To be done:
Would you transcribe all of the data exactly, down to the last character?

A block of data:
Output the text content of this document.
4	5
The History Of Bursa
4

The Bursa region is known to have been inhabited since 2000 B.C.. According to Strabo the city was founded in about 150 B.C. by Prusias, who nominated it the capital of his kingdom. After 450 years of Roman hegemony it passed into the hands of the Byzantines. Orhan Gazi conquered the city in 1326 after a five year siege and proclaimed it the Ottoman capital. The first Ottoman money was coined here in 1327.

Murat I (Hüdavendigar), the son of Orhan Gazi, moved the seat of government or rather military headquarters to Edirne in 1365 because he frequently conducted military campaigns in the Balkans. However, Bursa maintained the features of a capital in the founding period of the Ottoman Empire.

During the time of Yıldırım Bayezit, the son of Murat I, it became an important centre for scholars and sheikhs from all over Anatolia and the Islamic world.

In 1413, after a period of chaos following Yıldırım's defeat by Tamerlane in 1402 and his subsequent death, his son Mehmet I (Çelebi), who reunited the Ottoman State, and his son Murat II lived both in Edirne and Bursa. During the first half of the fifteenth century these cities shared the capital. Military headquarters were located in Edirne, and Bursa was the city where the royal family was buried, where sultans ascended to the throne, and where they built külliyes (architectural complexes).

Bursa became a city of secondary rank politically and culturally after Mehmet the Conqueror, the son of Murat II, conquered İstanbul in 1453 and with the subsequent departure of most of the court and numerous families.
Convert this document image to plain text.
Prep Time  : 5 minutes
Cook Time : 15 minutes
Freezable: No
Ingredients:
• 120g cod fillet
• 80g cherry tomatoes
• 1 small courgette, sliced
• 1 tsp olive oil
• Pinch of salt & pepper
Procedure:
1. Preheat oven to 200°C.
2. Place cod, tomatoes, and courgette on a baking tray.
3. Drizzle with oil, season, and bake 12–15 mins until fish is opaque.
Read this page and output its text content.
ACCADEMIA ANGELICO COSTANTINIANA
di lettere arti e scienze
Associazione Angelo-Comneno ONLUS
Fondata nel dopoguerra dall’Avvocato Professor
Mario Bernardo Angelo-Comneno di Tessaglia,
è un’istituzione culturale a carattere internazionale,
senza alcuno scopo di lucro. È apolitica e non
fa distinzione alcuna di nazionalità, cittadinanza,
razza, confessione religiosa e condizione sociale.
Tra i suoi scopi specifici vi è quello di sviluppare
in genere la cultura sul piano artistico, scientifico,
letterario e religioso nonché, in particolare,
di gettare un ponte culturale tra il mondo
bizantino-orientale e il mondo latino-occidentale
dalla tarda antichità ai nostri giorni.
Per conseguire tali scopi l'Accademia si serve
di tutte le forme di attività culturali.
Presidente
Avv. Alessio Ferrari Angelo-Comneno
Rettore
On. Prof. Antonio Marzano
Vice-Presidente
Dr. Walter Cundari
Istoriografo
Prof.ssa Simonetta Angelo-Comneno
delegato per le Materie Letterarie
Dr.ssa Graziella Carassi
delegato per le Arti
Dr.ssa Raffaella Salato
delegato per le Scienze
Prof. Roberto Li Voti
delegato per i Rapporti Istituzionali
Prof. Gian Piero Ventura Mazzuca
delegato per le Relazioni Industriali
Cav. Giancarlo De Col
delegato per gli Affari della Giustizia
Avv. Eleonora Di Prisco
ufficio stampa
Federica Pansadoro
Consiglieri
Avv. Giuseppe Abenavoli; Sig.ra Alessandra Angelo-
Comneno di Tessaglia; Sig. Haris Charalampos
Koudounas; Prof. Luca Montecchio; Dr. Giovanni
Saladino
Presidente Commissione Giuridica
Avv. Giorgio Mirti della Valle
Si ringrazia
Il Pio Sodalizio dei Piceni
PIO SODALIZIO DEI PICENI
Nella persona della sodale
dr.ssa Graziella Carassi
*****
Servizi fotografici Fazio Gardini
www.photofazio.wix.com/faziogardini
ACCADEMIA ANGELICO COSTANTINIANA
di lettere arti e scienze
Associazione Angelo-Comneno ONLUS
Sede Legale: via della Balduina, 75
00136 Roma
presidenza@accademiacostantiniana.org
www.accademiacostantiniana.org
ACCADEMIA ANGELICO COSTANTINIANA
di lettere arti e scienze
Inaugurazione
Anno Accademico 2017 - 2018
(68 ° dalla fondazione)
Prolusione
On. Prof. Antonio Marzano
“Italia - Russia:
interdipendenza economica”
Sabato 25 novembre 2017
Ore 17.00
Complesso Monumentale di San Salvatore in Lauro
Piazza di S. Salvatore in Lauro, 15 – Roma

Reply to the task:
Output the text content of this document.
4	5
The History Of Bursa
4

The Bursa region is known to have been inhabited since 2000 B.C.. According to Strabo the city was founded in about 150 B.C. by Prusias, who nominated it the capital of his kingdom. After 450 years of Roman hegemony it passed into the hands of the Byzantines. Orhan Gazi conquered the city in 1326 after a five year siege and proclaimed it the Ottoman capital. The first Ottoman money was coined here in 1327.

Murat I (Hüdavendigar), the son of Orhan Gazi, moved the seat of government or rather military headquarters to Edirne in 1365 because he frequently conducted military campaigns in the Balkans. However, Bursa maintained the features of a capital in the founding period of the Ottoman Empire.

During the time of Yıldırım Bayezit, the son of Murat I, it became an important centre for scholars and sheikhs from all over Anatolia and the Islamic world.

In 1413, after a period of chaos following Yıldırım's defeat by Tamerlane in 1402 and his subsequent death, his son Mehmet I (Çelebi), who reunited the Ottoman State, and his son Murat II lived both in Edirne and Bursa. During the first half of the fifteenth century these cities shared the capital. Military headquarters were located in Edirne, and Bursa was the city where the royal family was buried, where sultans ascended to the throne, and where they built külliyes (architectural complexes).

Bursa became a city of secondary rank politically and culturally after Mehmet the Conqueror, the son of Murat II, conquered İstanbul in 1453 and with the subsequent departure of most of the court and numerous families.
Convert this document image to plain text.
Prep Time  : 5 minutes
Cook Time : 15 minutes
Freezable: No
Ingredients:
• 120g cod fillet
• 80g cherry tomatoes
• 1 small courgette, sliced
• 1 tsp olive oil
• Pinch of salt & pepper
Procedure:
1. Preheat oven to 200°C.
2. Place cod, tomatoes, and courgette on a baking tray.
3. Drizzle with oil, season, and bake 12–15 mins until fish is opaque.
Read this page and output its text content.
ACCADEMIA ANGELICO COSTANTINIANA
di lettere arti e scienze
Associazione Angelo-Comneno ONLUS
Fondata nel dopoguerra dall’Avvocato Professor
Mario Bernardo Angelo-Comneno di Tessaglia,
è un’istituzione culturale a carattere internazionale,
senza alcuno scopo di lucro. È apolitica e non
fa distinzione alcuna di nazionalità, cittadinanza,
razza, confessione religiosa e condizione sociale.
Tra i suoi scopi specifici vi è quello di sviluppare
in genere la cultura sul piano artistico, scientifico,
letterario e religioso nonché, in particolare,
di gettare un ponte culturale tra il mondo
bizantino-orientale e il mondo latino-occidentale
dalla tarda antichità ai nostri giorni.
Per conseguire tali scopi l'Accademia si serve
di tutte le forme di attività culturali.
Presidente
Avv. Alessio Ferrari Angelo-Comneno
Rettore
On. Prof. Antonio Marzano
Vice-Presidente
Dr. Walter Cundari
Istoriografo
Prof.ssa Simonetta Angelo-Comneno
delegato per le Materie Letterarie
Dr.ssa Graziella Carassi
delegato per le Arti
Dr.ssa Raffaella Salato
delegato per le Scienze
Prof. Roberto Li Voti
delegato per i Rapporti Istituzionali
Prof. Gian Piero Ventura Mazzuca
delegato per le Relazioni Industriali
Cav. Giancarlo De Col
delegato per gli Affari della Giustizia
Avv. Eleonora Di Prisco
ufficio stampa
Federica Pansadoro
Consiglieri
Avv. Giuseppe Abenavoli; Sig.ra Alessandra Angelo-
Comneno di Tessaglia; Sig. Haris Charalampos
Koudounas; Prof. Luca Montecchio; Dr. Giovanni
Saladino
Presidente Commissione Giuridica
Avv. Giorgio Mirti della Valle
Si ringrazia
Il Pio Sodalizio dei Piceni
PIO SODALIZIO DEI PICENI
Nella persona della sodale
dr.ssa Graziella Carassi
*****
Servizi fotografici Fazio Gardini
www.photofazio.wix.com/faziogardini
ACCADEMIA ANGELICO COSTANTINIANA
di lettere arti e scienze
Associazione Angelo-Comneno ONLUS
Sede Legale: via della Balduina, 75
00136 Roma
presidenza@accademiacostantiniana.org
www.accademiacostantiniana.org
ACCADEMIA ANGELICO COSTANTINIANA
di lettere arti e scienze
Inaugurazione
Anno Accademico 2017 - 2018
(68 ° dalla fondazione)
Prolusione
On. Prof. Antonio Marzano
“Italia - Russia:
interdipendenza economica”
Sabato 25 novembre 2017
Ore 17.00
Complesso Monumentale di San Salvatore in Lauro
Piazza di S. Salvatore in Lauro, 15 – Roma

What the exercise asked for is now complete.